### Exercise brief:
Copy the records that follow exactly as written, but not their pictures.

(Records about charts and figures)
---*---
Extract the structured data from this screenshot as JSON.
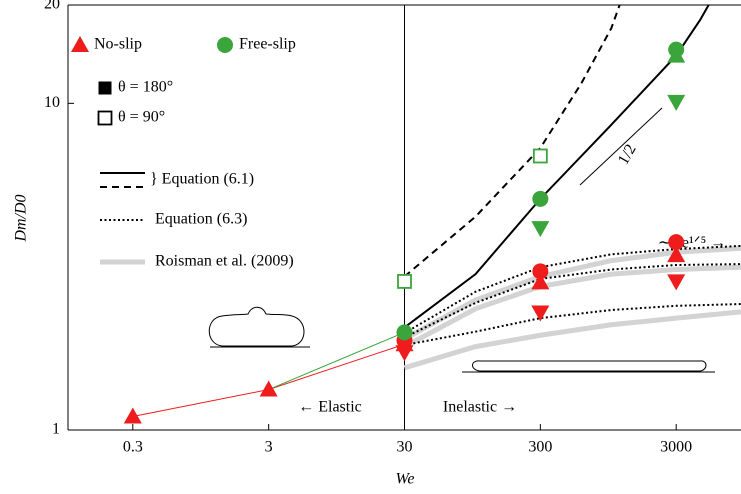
{
  "chart_data": {
    "type": "scatter",
    "xlabel": "We",
    "ylabel": "Dm/D0",
    "xscale": "log",
    "yscale": "log",
    "xlim": [
      0.1,
      9000
    ],
    "ylim": [
      1,
      20
    ],
    "xticks": [
      0.3,
      3,
      30,
      300,
      3000
    ],
    "yticks": [
      1,
      10,
      20
    ],
    "vline": 30,
    "series": [
      {
        "name": "No-slip",
        "color": "#ee1c1c",
        "groups": [
          {
            "marker": "triangle-up",
            "filled": true,
            "x": [
              0.3,
              3,
              30,
              300,
              3000
            ],
            "values": [
              1.1,
              1.33,
              1.83,
              2.83,
              3.43
            ]
          },
          {
            "marker": "circle",
            "filled": true,
            "x": [
              30,
              300,
              3000
            ],
            "values": [
              1.88,
              3.06,
              3.76
            ]
          },
          {
            "marker": "triangle-down",
            "filled": true,
            "x": [
              30,
              300,
              3000
            ],
            "values": [
              1.73,
              2.29,
              2.85
            ]
          }
        ]
      },
      {
        "name": "Free-slip",
        "color": "#3aa53a",
        "groups": [
          {
            "marker": "circle",
            "filled": true,
            "x": [
              30,
              300,
              3000
            ],
            "values": [
              1.99,
              5.1,
              14.6
            ]
          },
          {
            "marker": "triangle-up",
            "filled": true,
            "x": [
              3000
            ],
            "values": [
              14.0
            ]
          },
          {
            "marker": "triangle-down",
            "filled": true,
            "x": [
              300,
              3000
            ],
            "values": [
              4.15,
              10.1
            ]
          },
          {
            "marker": "square",
            "filled": false,
            "x": [
              30,
              300
            ],
            "values": [
              2.85,
              6.9
            ]
          }
        ]
      }
    ],
    "marker_legend": [
      {
        "label": "θ = 180°",
        "filled": true
      },
      {
        "label": "θ = 90°",
        "filled": false
      }
    ],
    "lines": [
      {
        "style": "thin",
        "color": "#ee1c1c",
        "x": [
          0.3,
          3,
          30
        ],
        "values": [
          1.1,
          1.33,
          1.83
        ]
      },
      {
        "style": "thin",
        "color": "#3aa53a",
        "x": [
          3,
          30
        ],
        "values": [
          1.33,
          1.99
        ]
      },
      {
        "style": "solid",
        "color": "#000000",
        "x": [
          30,
          100,
          300,
          1000,
          3000,
          4500,
          5200
        ],
        "values": [
          2.06,
          3.0,
          5.1,
          8.6,
          14,
          18,
          20
        ]
      },
      {
        "style": "dashed",
        "color": "#000000",
        "x": [
          30,
          100,
          300,
          600,
          1000,
          1150
        ],
        "values": [
          2.95,
          4.5,
          7.3,
          11.5,
          17,
          20
        ]
      },
      {
        "style": "gray",
        "color": "#d3d3d3",
        "x": [
          30,
          100,
          300,
          1000,
          3000,
          9000
        ],
        "values": [
          1.9,
          2.5,
          2.95,
          3.3,
          3.5,
          3.6
        ]
      },
      {
        "style": "gray",
        "color": "#d3d3d3",
        "x": [
          30,
          100,
          300,
          1000,
          3000,
          9000
        ],
        "values": [
          1.8,
          2.35,
          2.75,
          3.0,
          3.1,
          3.15
        ]
      },
      {
        "style": "gray",
        "color": "#d3d3d3",
        "x": [
          30,
          100,
          300,
          1000,
          3000,
          9000
        ],
        "values": [
          1.55,
          1.8,
          1.95,
          2.1,
          2.2,
          2.3
        ]
      },
      {
        "style": "dotted",
        "color": "#000000",
        "x": [
          30,
          100,
          300,
          1000,
          3000,
          9000
        ],
        "values": [
          1.98,
          2.65,
          3.15,
          3.45,
          3.58,
          3.66
        ]
      },
      {
        "style": "dotted",
        "color": "#000000",
        "x": [
          30,
          100,
          300,
          1000,
          3000,
          9000
        ],
        "values": [
          1.92,
          2.45,
          2.9,
          3.1,
          3.2,
          3.22
        ]
      },
      {
        "style": "dotted",
        "color": "#000000",
        "x": [
          30,
          100,
          300,
          1000,
          3000,
          9000
        ],
        "values": [
          1.82,
          2.0,
          2.2,
          2.33,
          2.4,
          2.43
        ]
      }
    ],
    "line_legend": [
      {
        "label": "} Equation (6.1)",
        "styles": [
          "solid",
          "dashed"
        ]
      },
      {
        "label": "Equation (6.3)",
        "styles": [
          "dotted"
        ]
      },
      {
        "label": "Roisman et al. (2009)",
        "styles": [
          "gray"
        ]
      }
    ],
    "annotations": {
      "slope": "1/2",
      "scaling": "∼Re¹ᐟ⁵ →",
      "elastic": "← Elastic",
      "inelastic": "Inelastic →"
    }
  }
}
---*---
### The completed task:
Extract the structured data from this screenshot as JSON.
{
  "chart_data": {
    "type": "scatter",
    "xlabel": "We",
    "ylabel": "Dm/D0",
    "xscale": "log",
    "yscale": "log",
    "xlim": [
      0.1,
      9000
    ],
    "ylim": [
      1,
      20
    ],
    "xticks": [
      0.3,
      3,
      30,
      300,
      3000
    ],
    "yticks": [
      1,
      10,
      20
    ],
    "vline": 30,
    "series": [
      {
        "name": "No-slip",
        "color": "#ee1c1c",
        "groups": [
          {
            "marker": "triangle-up",
            "filled": true,
            "x": [
              0.3,
              3,
              30,
              300,
              3000
            ],
            "values": [
              1.1,
              1.33,
              1.83,
              2.83,
              3.43
            ]
          },
          {
            "marker": "circle",
            "filled": true,
            "x": [
              30,
              300,
              3000
            ],
            "values": [
              1.88,
              3.06,
              3.76
            ]
          },
          {
            "marker": "triangle-down",
            "filled": true,
            "x": [
              30,
              300,
              3000
            ],
            "values": [
              1.73,
              2.29,
              2.85
            ]
          }
        ]
      },
      {
        "name": "Free-slip",
        "color": "#3aa53a",
        "groups": [
          {
            "marker": "circle",
            "filled": true,
            "x": [
              30,
              300,
              3000
            ],
            "values": [
              1.99,
              5.1,
              14.6
            ]
          },
          {
            "marker": "triangle-up",
            "filled": true,
            "x": [
              3000
            ],
            "values": [
              14.0
            ]
          },
          {
            "marker": "triangle-down",
            "filled": true,
            "x": [
              300,
              3000
            ],
            "values": [
              4.15,
              10.1
            ]
          },
          {
            "marker": "square",
            "filled": false,
            "x": [
              30,
              300
            ],
            "values": [
              2.85,
              6.9
            ]
          }
        ]
      }
    ],
    "marker_legend": [
      {
        "label": "θ = 180°",
        "filled": true
      },
      {
        "label": "θ = 90°",
        "filled": false
      }
    ],
    "lines": [
      {
        "style": "thin",
        "color": "#ee1c1c",
        "x": [
          0.3,
          3,
          30
        ],
        "values": [
          1.1,
          1.33,
          1.83
        ]
      },
      {
        "style": "thin",
        "color": "#3aa53a",
        "x": [
          3,
          30
        ],
        "values": [
          1.33,
          1.99
        ]
      },
      {
        "style": "solid",
        "color": "#000000",
        "x": [
          30,
          100,
          300,
          1000,
          3000,
          4500,
          5200
        ],
        "values": [
          2.06,
          3.0,
          5.1,
          8.6,
          14,
          18,
          20
        ]
      },
      {
        "style": "dashed",
        "color": "#000000",
        "x": [
          30,
          100,
          300,
          600,
          1000,
          1150
        ],
        "values": [
          2.95,
          4.5,
          7.3,
          11.5,
          17,
          20
        ]
      },
      {
        "style": "gray",
        "color": "#d3d3d3",
        "x": [
          30,
          100,
          300,
          1000,
          3000,
          9000
        ],
        "values": [
          1.9,
          2.5,
          2.95,
          3.3,
          3.5,
          3.6
        ]
      },
      {
        "style": "gray",
        "color": "#d3d3d3",
        "x": [
          30,
          100,
          300,
          1000,
          3000,
          9000
        ],
        "values": [
          1.8,
          2.35,
          2.75,
          3.0,
          3.1,
          3.15
        ]
      },
      {
        "style": "gray",
        "color": "#d3d3d3",
        "x": [
          30,
          100,
          300,
          1000,
          3000,
          9000
        ],
        "values": [
          1.55,
          1.8,
          1.95,
          2.1,
          2.2,
          2.3
        ]
      },
      {
        "style": "dotted",
        "color": "#000000",
        "x": [
          30,
          100,
          300,
          1000,
          3000,
          9000
        ],
        "values": [
          1.98,
          2.65,
          3.15,
          3.45,
          3.58,
          3.66
        ]
      },
      {
        "style": "dotted",
        "color": "#000000",
        "x": [
          30,
          100,
          300,
          1000,
          3000,
          9000
        ],
        "values": [
          1.92,
          2.45,
          2.9,
          3.1,
          3.2,
          3.22
        ]
      },
      {
        "style": "dotted",
        "color": "#000000",
        "x": [
          30,
          100,
          300,
          1000,
          3000,
          9000
        ],
        "values": [
          1.82,
          2.0,
          2.2,
          2.33,
          2.4,
          2.43
        ]
      }
    ],
    "line_legend": [
      {
        "label": "} Equation (6.1)",
        "styles": [
          "solid",
          "dashed"
        ]
      },
      {
        "label": "Equation (6.3)",
        "styles": [
          "dotted"
        ]
      },
      {
        "label": "Roisman et al. (2009)",
        "styles": [
          "gray"
        ]
      }
    ],
    "annotations": {
      "slope": "1/2",
      "scaling": "∼Re¹ᐟ⁵ →",
      "elastic": "← Elastic",
      "inelastic": "Inelastic →"
    }
  }
}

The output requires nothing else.